- Exercise goal
Write out each line of the listing as it stands, without the images.

- Exercise material
=====
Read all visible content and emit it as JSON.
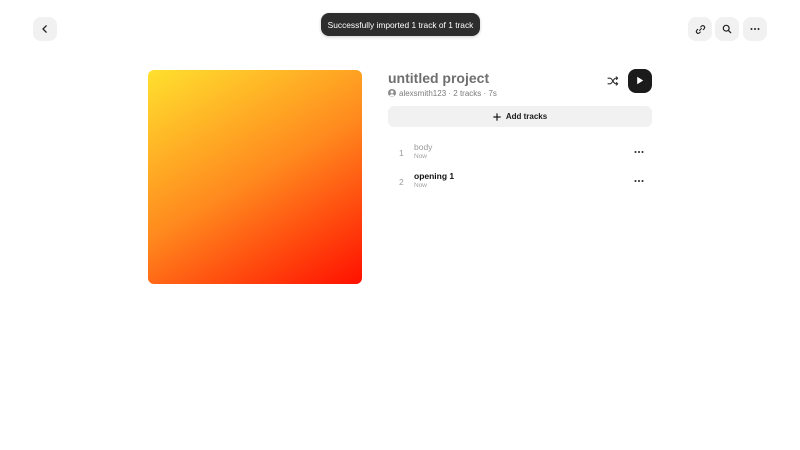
{
  "toast": {
    "message": "Successfully imported 1 track of 1 track"
  },
  "header": {
    "back_icon": "chevron-left-icon",
    "link_icon": "link-icon",
    "search_icon": "search-icon",
    "more_icon": "more-horizontal-icon"
  },
  "cover": {
    "gradient_start": "#FFE02E",
    "gradient_mid": "#FF8A1E",
    "gradient_end": "#FF1000"
  },
  "project": {
    "title": "untitled project",
    "owner": "alexsmith123",
    "track_count": "2 tracks",
    "duration": "7s",
    "separator": "·"
  },
  "actions": {
    "shuffle_icon": "shuffle-icon",
    "play_icon": "play-icon",
    "add_tracks_label": "Add tracks"
  },
  "tracks": [
    {
      "number": "1",
      "name": "body",
      "time": "Now"
    },
    {
      "number": "2",
      "name": "opening 1",
      "time": "Now"
    }
  ],
  "colors": {
    "toast_bg": "#2D2D2D",
    "button_bg": "#F1F1F1",
    "play_bg": "#1B1B1B"
  }
}
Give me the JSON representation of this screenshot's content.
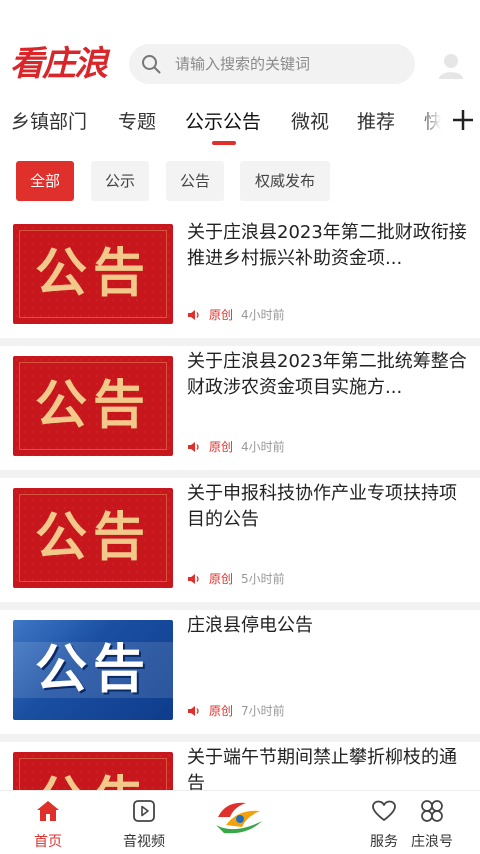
{
  "header": {
    "logo_text": "看庄浪",
    "search_placeholder": "请输入搜索的关键词",
    "search_icon": "search-icon",
    "avatar_icon": "user-avatar-icon"
  },
  "tabs": [
    {
      "label": "乡镇部门",
      "active": false
    },
    {
      "label": "专题",
      "active": false
    },
    {
      "label": "公示公告",
      "active": true
    },
    {
      "label": "微视",
      "active": false
    },
    {
      "label": "推荐",
      "active": false
    },
    {
      "label": "快讯",
      "active": false
    }
  ],
  "add_tab_icon": "plus-icon",
  "filters": [
    {
      "label": "全部",
      "active": true
    },
    {
      "label": "公示",
      "active": false
    },
    {
      "label": "公告",
      "active": false
    },
    {
      "label": "权威发布",
      "active": false
    }
  ],
  "news": [
    {
      "title": "关于庄浪县2023年第二批财政衔接推进乡村振兴补助资金项...",
      "thumb_text": "公告",
      "thumb_style": "red",
      "source": "原创",
      "time": "4小时前"
    },
    {
      "title": "关于庄浪县2023年第二批统筹整合财政涉农资金项目实施方...",
      "thumb_text": "公告",
      "thumb_style": "red",
      "source": "原创",
      "time": "4小时前"
    },
    {
      "title": "关于申报科技协作产业专项扶持项目的公告",
      "thumb_text": "公告",
      "thumb_style": "red",
      "source": "原创",
      "time": "5小时前"
    },
    {
      "title": "庄浪县停电公告",
      "thumb_text": "公告",
      "thumb_style": "blue",
      "source": "原创",
      "time": "7小时前"
    },
    {
      "title": "关于端午节期间禁止攀折柳枝的通告",
      "thumb_text": "公告",
      "thumb_style": "red",
      "source": "",
      "time": ""
    }
  ],
  "bottom_nav": [
    {
      "label": "首页",
      "icon": "home-icon",
      "active": true
    },
    {
      "label": "音视频",
      "icon": "play-icon",
      "active": false
    },
    {
      "label": "",
      "icon": "app-logo-icon",
      "active": false
    },
    {
      "label": "服务",
      "icon": "heart-icon",
      "active": false
    },
    {
      "label": "庄浪号",
      "icon": "clover-icon",
      "active": false
    }
  ],
  "colors": {
    "accent": "#e0302b",
    "tab_bg": "#f3f3f3",
    "divider": "#f2f2f2"
  }
}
=====
- Solution
Read all visible content and emit it as JSON.
{
  "toast": {
    "message": "Successfully imported 1 track of 1 track"
  },
  "header": {
    "back_icon": "chevron-left-icon",
    "link_icon": "link-icon",
    "search_icon": "search-icon",
    "more_icon": "more-horizontal-icon"
  },
  "cover": {
    "gradient_start": "#FFE02E",
    "gradient_mid": "#FF8A1E",
    "gradient_end": "#FF1000"
  },
  "project": {
    "title": "untitled project",
    "owner": "alexsmith123",
    "track_count": "2 tracks",
    "duration": "7s",
    "separator": "·"
  },
  "actions": {
    "shuffle_icon": "shuffle-icon",
    "play_icon": "play-icon",
    "add_tracks_label": "Add tracks"
  },
  "tracks": [
    {
      "number": "1",
      "name": "body",
      "time": "Now"
    },
    {
      "number": "2",
      "name": "opening 1",
      "time": "Now"
    }
  ],
  "colors": {
    "toast_bg": "#2D2D2D",
    "button_bg": "#F1F1F1",
    "play_bg": "#1B1B1B"
  }
}
Give me the JSON representation of this screenshot's content.
{
  "header": {
    "logo_text": "看庄浪",
    "search_placeholder": "请输入搜索的关键词",
    "search_icon": "search-icon",
    "avatar_icon": "user-avatar-icon"
  },
  "tabs": [
    {
      "label": "乡镇部门",
      "active": false
    },
    {
      "label": "专题",
      "active": false
    },
    {
      "label": "公示公告",
      "active": true
    },
    {
      "label": "微视",
      "active": false
    },
    {
      "label": "推荐",
      "active": false
    },
    {
      "label": "快讯",
      "active": false
    }
  ],
  "add_tab_icon": "plus-icon",
  "filters": [
    {
      "label": "全部",
      "active": true
    },
    {
      "label": "公示",
      "active": false
    },
    {
      "label": "公告",
      "active": false
    },
    {
      "label": "权威发布",
      "active": false
    }
  ],
  "news": [
    {
      "title": "关于庄浪县2023年第二批财政衔接推进乡村振兴补助资金项...",
      "thumb_text": "公告",
      "thumb_style": "red",
      "source": "原创",
      "time": "4小时前"
    },
    {
      "title": "关于庄浪县2023年第二批统筹整合财政涉农资金项目实施方...",
      "thumb_text": "公告",
      "thumb_style": "red",
      "source": "原创",
      "time": "4小时前"
    },
    {
      "title": "关于申报科技协作产业专项扶持项目的公告",
      "thumb_text": "公告",
      "thumb_style": "red",
      "source": "原创",
      "time": "5小时前"
    },
    {
      "title": "庄浪县停电公告",
      "thumb_text": "公告",
      "thumb_style": "blue",
      "source": "原创",
      "time": "7小时前"
    },
    {
      "title": "关于端午节期间禁止攀折柳枝的通告",
      "thumb_text": "公告",
      "thumb_style": "red",
      "source": "",
      "time": ""
    }
  ],
  "bottom_nav": [
    {
      "label": "首页",
      "icon": "home-icon",
      "active": true
    },
    {
      "label": "音视频",
      "icon": "play-icon",
      "active": false
    },
    {
      "label": "",
      "icon": "app-logo-icon",
      "active": false
    },
    {
      "label": "服务",
      "icon": "heart-icon",
      "active": false
    },
    {
      "label": "庄浪号",
      "icon": "clover-icon",
      "active": false
    }
  ],
  "colors": {
    "accent": "#e0302b",
    "tab_bg": "#f3f3f3",
    "divider": "#f2f2f2"
  }
}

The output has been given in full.